* [What the task asks]:
Each record below should be output verbatim, without pictures.

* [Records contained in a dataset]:
'''
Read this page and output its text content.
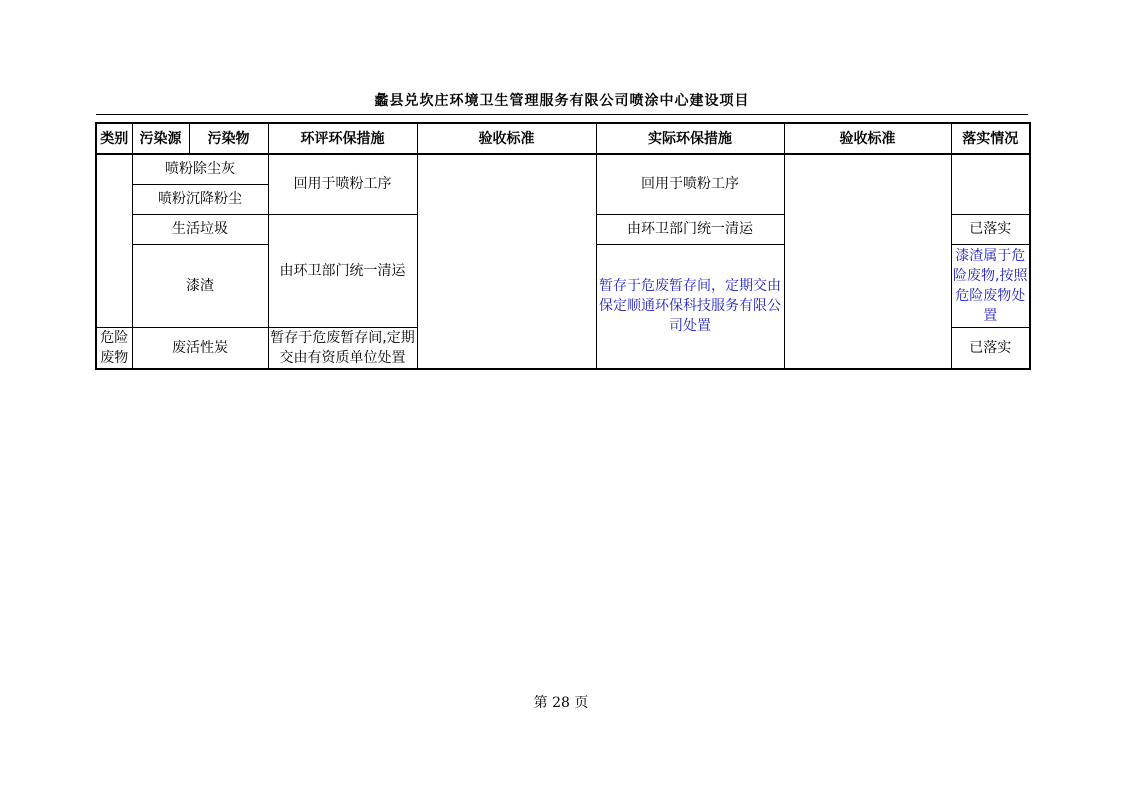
蠡县兑坎庄环境卫生管理服务有限公司喷涂中心建设项目
类别	污染源	污染物	环评环保措施	验收标准	实际环保措施	验收标准	落实情况
	喷粉除尘灰		回用于喷粉工序		回用于喷粉工序		
	喷粉沉降粉尘						
	生活垃圾		由环卫部门统一清运		由环卫部门统一清运		已落实
	漆渣				暂存于危废暂存间，定期交由保定顺通环保科技服务有限公司处置		漆渣属于危险废物,按照危险废物处置
危险废物	废活性炭		暂存于危废暂存间,定期交由有资质单位处置				已落实
第 28 页
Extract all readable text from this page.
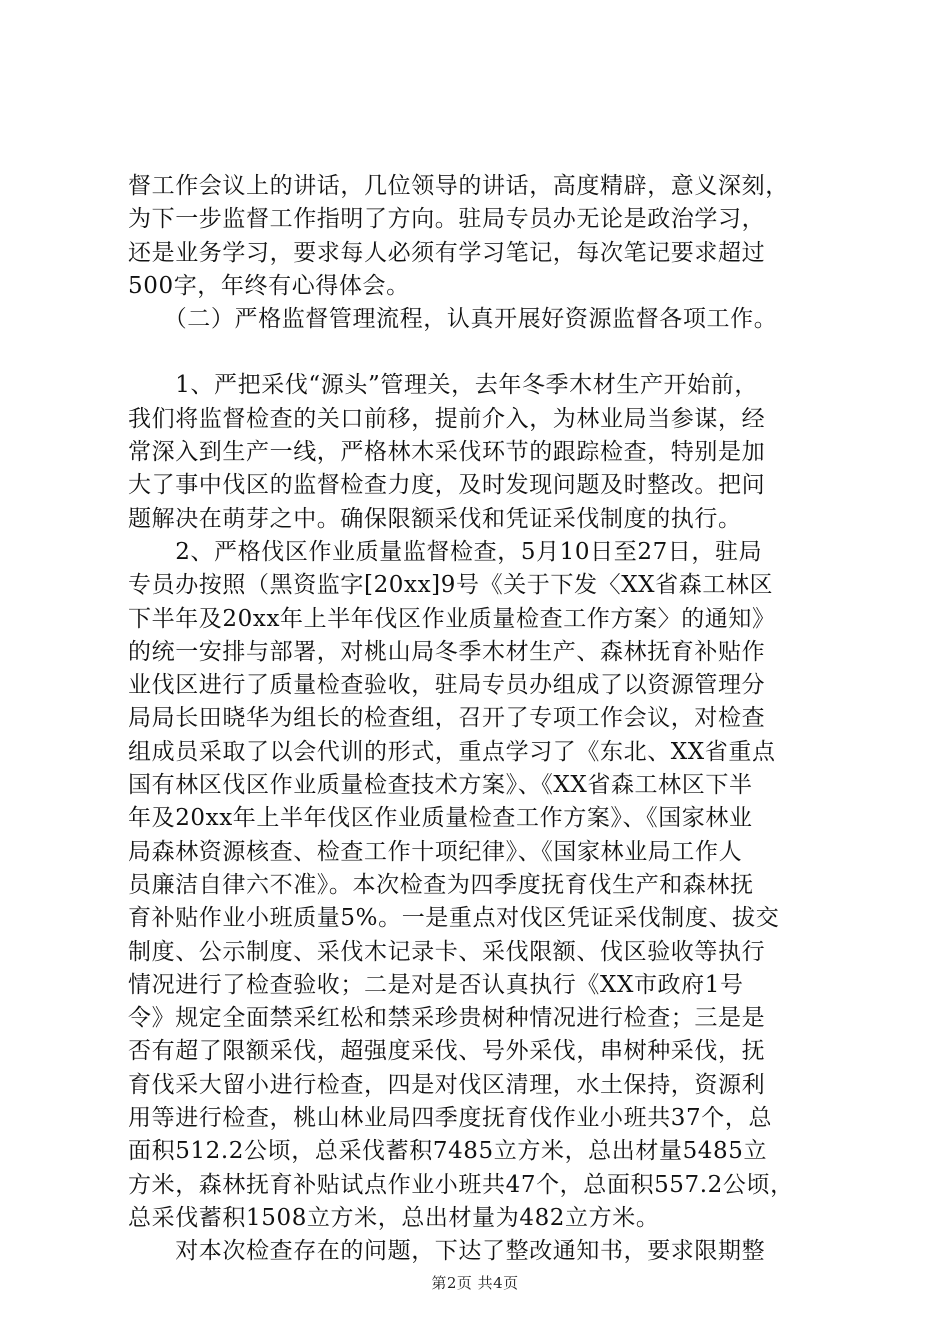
督工作会议上的讲话，几位领导的讲话，高度精辟，意义深刻，
为下一步监督工作指明了方向。驻局专员办无论是政治学习，
还是业务学习，要求每人必须有学习笔记，每次笔记要求超过
500字，年终有心得体会。
　　（二）严格监督管理流程，认真开展好资源监督各项工作。
　　1、严把采伐“源头”管理关，去年冬季木材生产开始前，
我们将监督检查的关口前移，提前介入，为林业局当参谋，经
常深入到生产一线，严格林木采伐环节的跟踪检查，特别是加
大了事中伐区的监督检查力度，及时发现问题及时整改。把问
题解决在萌芽之中。确保限额采伐和凭证采伐制度的执行。
　　2、严格伐区作业质量监督检查，5月10日至27日，驻局
专员办按照（黑资监字[20xx]9号《关于下发〈XX省森工林区
下半年及20xx年上半年伐区作业质量检查工作方案〉的通知》
的统一安排与部署，对桃山局冬季木材生产、森林抚育补贴作
业伐区进行了质量检查验收，驻局专员办组成了以资源管理分
局局长田晓华为组长的检查组，召开了专项工作会议，对检查
组成员采取了以会代训的形式，重点学习了《东北、XX省重点
国有林区伐区作业质量检查技术方案》、《XX省森工林区下半
年及20xx年上半年伐区作业质量检查工作方案》、《国家林业
局森林资源核查、检查工作十项纪律》、《国家林业局工作人
员廉洁自律六不准》。本次检查为四季度抚育伐生产和森林抚
育补贴作业小班质量5%。一是重点对伐区凭证采伐制度、拔交
制度、公示制度、采伐木记录卡、采伐限额、伐区验收等执行
情况进行了检查验收；二是对是否认真执行《XX市政府1号
令》规定全面禁采红松和禁采珍贵树种情况进行检查；三是是
否有超了限额采伐，超强度采伐、号外采伐，串树种采伐，抚
育伐采大留小进行检查，四是对伐区清理，水土保持，资源利
用等进行检查，桃山林业局四季度抚育伐作业小班共37个，总
面积512.2公顷，总采伐蓄积7485立方米，总出材量5485立
方米，森林抚育补贴试点作业小班共47个，总面积557.2公顷，
总采伐蓄积1508立方米，总出材量为482立方米。
　　对本次检查存在的问题，下达了整改通知书，要求限期整
第2页 共4页
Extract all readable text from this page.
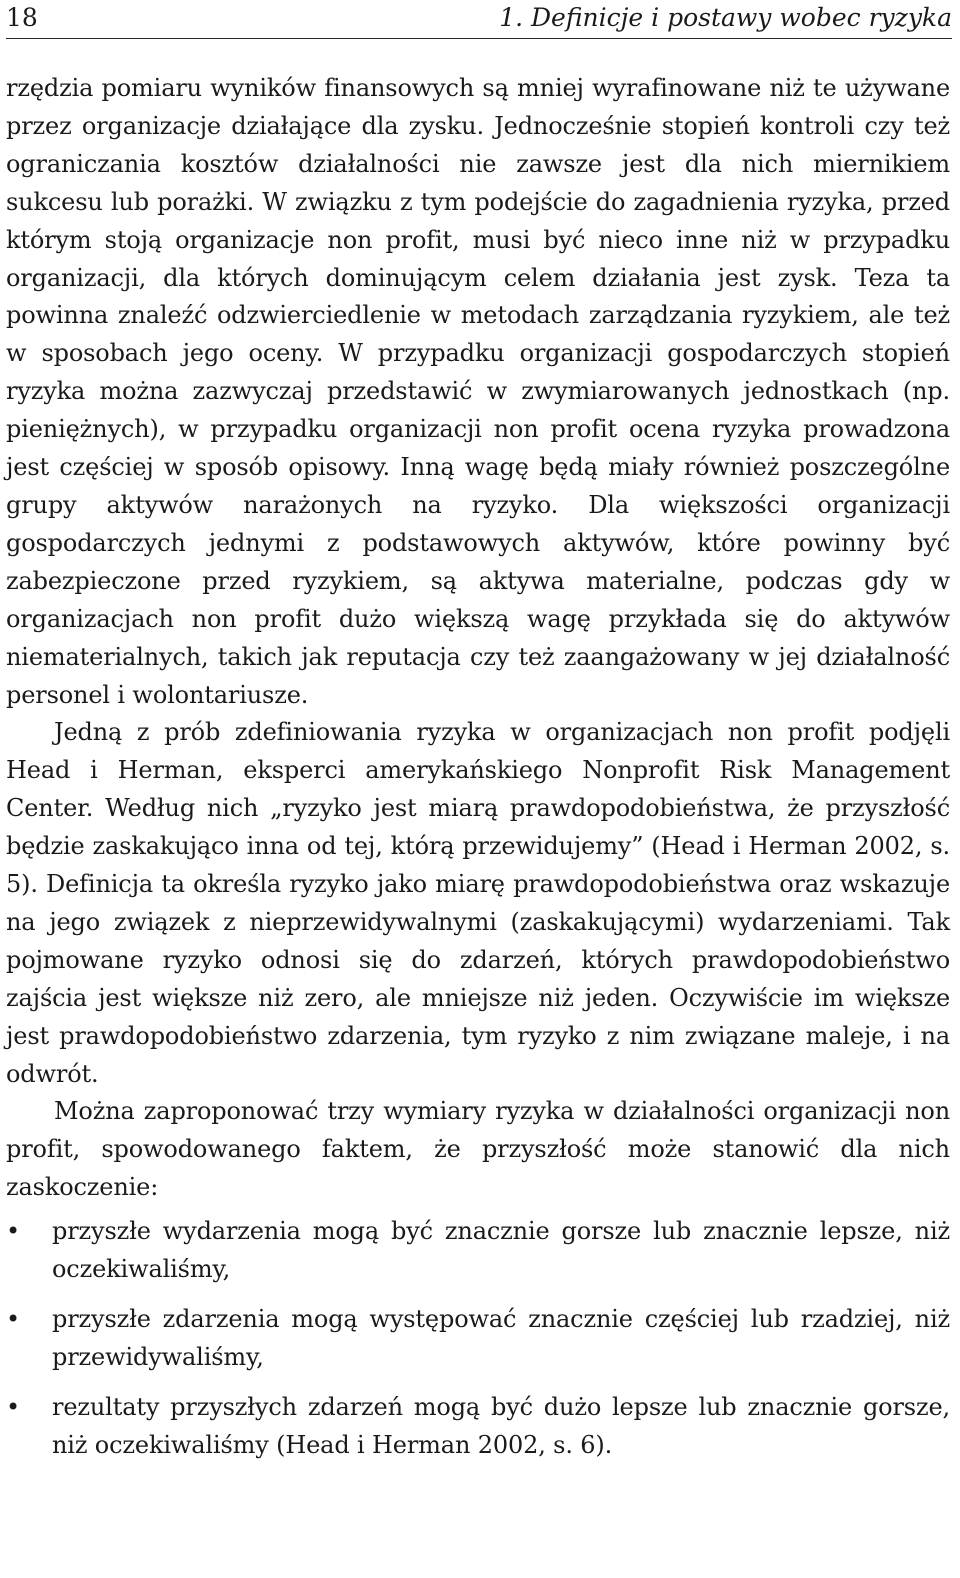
18	1. Definicje i postawy wobec ryzyka

rzędzia pomiaru wyników finansowych są mniej wyrafinowane niż te używane przez organizacje działające dla zysku. Jednocześnie stopień kontroli czy też ograniczania kosztów działalności nie zawsze jest dla nich miernikiem sukcesu lub porażki. W związku z tym podejście do zagadnienia ryzyka, przed którym stoją organizacje non profit, musi być nieco inne niż w przypadku organizacji, dla których dominującym celem działania jest zysk. Teza ta powinna znaleźć odzwierciedlenie w metodach zarządzania ryzykiem, ale też w sposobach jego oceny. W przypadku organizacji gospodarczych stopień ryzyka można zazwyczaj przedstawić w zwymiarowanych jednostkach (np. pieniężnych), w przypadku organizacji non profit ocena ryzyka prowadzona jest częściej w sposób opisowy. Inną wagę będą miały również poszczególne grupy aktywów narażonych na ryzyko. Dla większości organizacji gospodarczych jednymi z podstawowych aktywów, które powinny być zabezpieczone przed ryzykiem, są aktywa materialne, podczas gdy w organizacjach non profit dużo większą wagę przykłada się do aktywów niematerialnych, takich jak reputacja czy też zaangażowany w jej działalność personel i wolontariusze.

Jedną z prób zdefiniowania ryzyka w organizacjach non profit podjęli Head i Herman, eksperci amerykańskiego Nonprofit Risk Management Center. Według nich „ryzyko jest miarą prawdopodobieństwa, że przyszłość będzie zaskakująco inna od tej, którą przewidujemy” (Head i Herman 2002, s. 5). Definicja ta określa ryzyko jako miarę prawdopodobieństwa oraz wskazuje na jego związek z nieprzewidywalnymi (zaskakującymi) wydarzeniami. Tak pojmowane ryzyko odnosi się do zdarzeń, których prawdopodobieństwo zajścia jest większe niż zero, ale mniejsze niż jeden. Oczywiście im większe jest prawdopodobieństwo zdarzenia, tym ryzyko z nim związane maleje, i na odwrót.

Można zaproponować trzy wymiary ryzyka w działalności organizacji non profit, spowodowanego faktem, że przyszłość może stanowić dla nich zaskoczenie:

• przyszłe wydarzenia mogą być znacznie gorsze lub znacznie lepsze, niż oczekiwaliśmy,
• przyszłe zdarzenia mogą występować znacznie częściej lub rzadziej, niż przewidywaliśmy,
• rezultaty przyszłych zdarzeń mogą być dużo lepsze lub znacznie gorsze, niż oczekiwaliśmy (Head i Herman 2002, s. 6).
'''
* [In response]:
Read this page and output its text content.
蠡县兑坎庄环境卫生管理服务有限公司喷涂中心建设项目
类别	污染源	污染物	环评环保措施	验收标准	实际环保措施	验收标准	落实情况
	喷粉除尘灰		回用于喷粉工序		回用于喷粉工序		
	喷粉沉降粉尘						
	生活垃圾		由环卫部门统一清运		由环卫部门统一清运		已落实
	漆渣				暂存于危废暂存间，定期交由保定顺通环保科技服务有限公司处置		漆渣属于危险废物,按照危险废物处置
危险废物	废活性炭		暂存于危废暂存间,定期交由有资质单位处置				已落实
第 28 页
Extract all readable text from this page.
督工作会议上的讲话，几位领导的讲话，高度精辟，意义深刻，
为下一步监督工作指明了方向。驻局专员办无论是政治学习，
还是业务学习，要求每人必须有学习笔记，每次笔记要求超过
500字，年终有心得体会。
　　（二）严格监督管理流程，认真开展好资源监督各项工作。
　　1、严把采伐“源头”管理关，去年冬季木材生产开始前，
我们将监督检查的关口前移，提前介入，为林业局当参谋，经
常深入到生产一线，严格林木采伐环节的跟踪检查，特别是加
大了事中伐区的监督检查力度，及时发现问题及时整改。把问
题解决在萌芽之中。确保限额采伐和凭证采伐制度的执行。
　　2、严格伐区作业质量监督检查，5月10日至27日，驻局
专员办按照（黑资监字[20xx]9号《关于下发〈XX省森工林区
下半年及20xx年上半年伐区作业质量检查工作方案〉的通知》
的统一安排与部署，对桃山局冬季木材生产、森林抚育补贴作
业伐区进行了质量检查验收，驻局专员办组成了以资源管理分
局局长田晓华为组长的检查组，召开了专项工作会议，对检查
组成员采取了以会代训的形式，重点学习了《东北、XX省重点
国有林区伐区作业质量检查技术方案》、《XX省森工林区下半
年及20xx年上半年伐区作业质量检查工作方案》、《国家林业
局森林资源核查、检查工作十项纪律》、《国家林业局工作人
员廉洁自律六不准》。本次检查为四季度抚育伐生产和森林抚
育补贴作业小班质量5%。一是重点对伐区凭证采伐制度、拔交
制度、公示制度、采伐木记录卡、采伐限额、伐区验收等执行
情况进行了检查验收；二是对是否认真执行《XX市政府1号
令》规定全面禁采红松和禁采珍贵树种情况进行检查；三是是
否有超了限额采伐，超强度采伐、号外采伐，串树种采伐，抚
育伐采大留小进行检查，四是对伐区清理，水土保持，资源利
用等进行检查，桃山林业局四季度抚育伐作业小班共37个，总
面积512.2公顷，总采伐蓄积7485立方米，总出材量5485立
方米，森林抚育补贴试点作业小班共47个，总面积557.2公顷，
总采伐蓄积1508立方米，总出材量为482立方米。
　　对本次检查存在的问题，下达了整改通知书，要求限期整
第2页 共4页
Extract all readable text from this page.
18	1. Definicje i postawy wobec ryzyka

rzędzia pomiaru wyników finansowych są mniej wyrafinowane niż te używane przez organizacje działające dla zysku. Jednocześnie stopień kontroli czy też ograniczania kosztów działalności nie zawsze jest dla nich miernikiem sukcesu lub porażki. W związku z tym podejście do zagadnienia ryzyka, przed którym stoją organizacje non profit, musi być nieco inne niż w przypadku organizacji, dla których dominującym celem działania jest zysk. Teza ta powinna znaleźć odzwierciedlenie w metodach zarządzania ryzykiem, ale też w sposobach jego oceny. W przypadku organizacji gospodarczych stopień ryzyka można zazwyczaj przedstawić w zwymiarowanych jednostkach (np. pieniężnych), w przypadku organizacji non profit ocena ryzyka prowadzona jest częściej w sposób opisowy. Inną wagę będą miały również poszczególne grupy aktywów narażonych na ryzyko. Dla większości organizacji gospodarczych jednymi z podstawowych aktywów, które powinny być zabezpieczone przed ryzykiem, są aktywa materialne, podczas gdy w organizacjach non profit dużo większą wagę przykłada się do aktywów niematerialnych, takich jak reputacja czy też zaangażowany w jej działalność personel i wolontariusze.

Jedną z prób zdefiniowania ryzyka w organizacjach non profit podjęli Head i Herman, eksperci amerykańskiego Nonprofit Risk Management Center. Według nich „ryzyko jest miarą prawdopodobieństwa, że przyszłość będzie zaskakująco inna od tej, którą przewidujemy” (Head i Herman 2002, s. 5). Definicja ta określa ryzyko jako miarę prawdopodobieństwa oraz wskazuje na jego związek z nieprzewidywalnymi (zaskakującymi) wydarzeniami. Tak pojmowane ryzyko odnosi się do zdarzeń, których prawdopodobieństwo zajścia jest większe niż zero, ale mniejsze niż jeden. Oczywiście im większe jest prawdopodobieństwo zdarzenia, tym ryzyko z nim związane maleje, i na odwrót.

Można zaproponować trzy wymiary ryzyka w działalności organizacji non profit, spowodowanego faktem, że przyszłość może stanowić dla nich zaskoczenie:

• przyszłe wydarzenia mogą być znacznie gorsze lub znacznie lepsze, niż oczekiwaliśmy,
• przyszłe zdarzenia mogą występować znacznie częściej lub rzadziej, niż przewidywaliśmy,
• rezultaty przyszłych zdarzeń mogą być dużo lepsze lub znacznie gorsze, niż oczekiwaliśmy (Head i Herman 2002, s. 6).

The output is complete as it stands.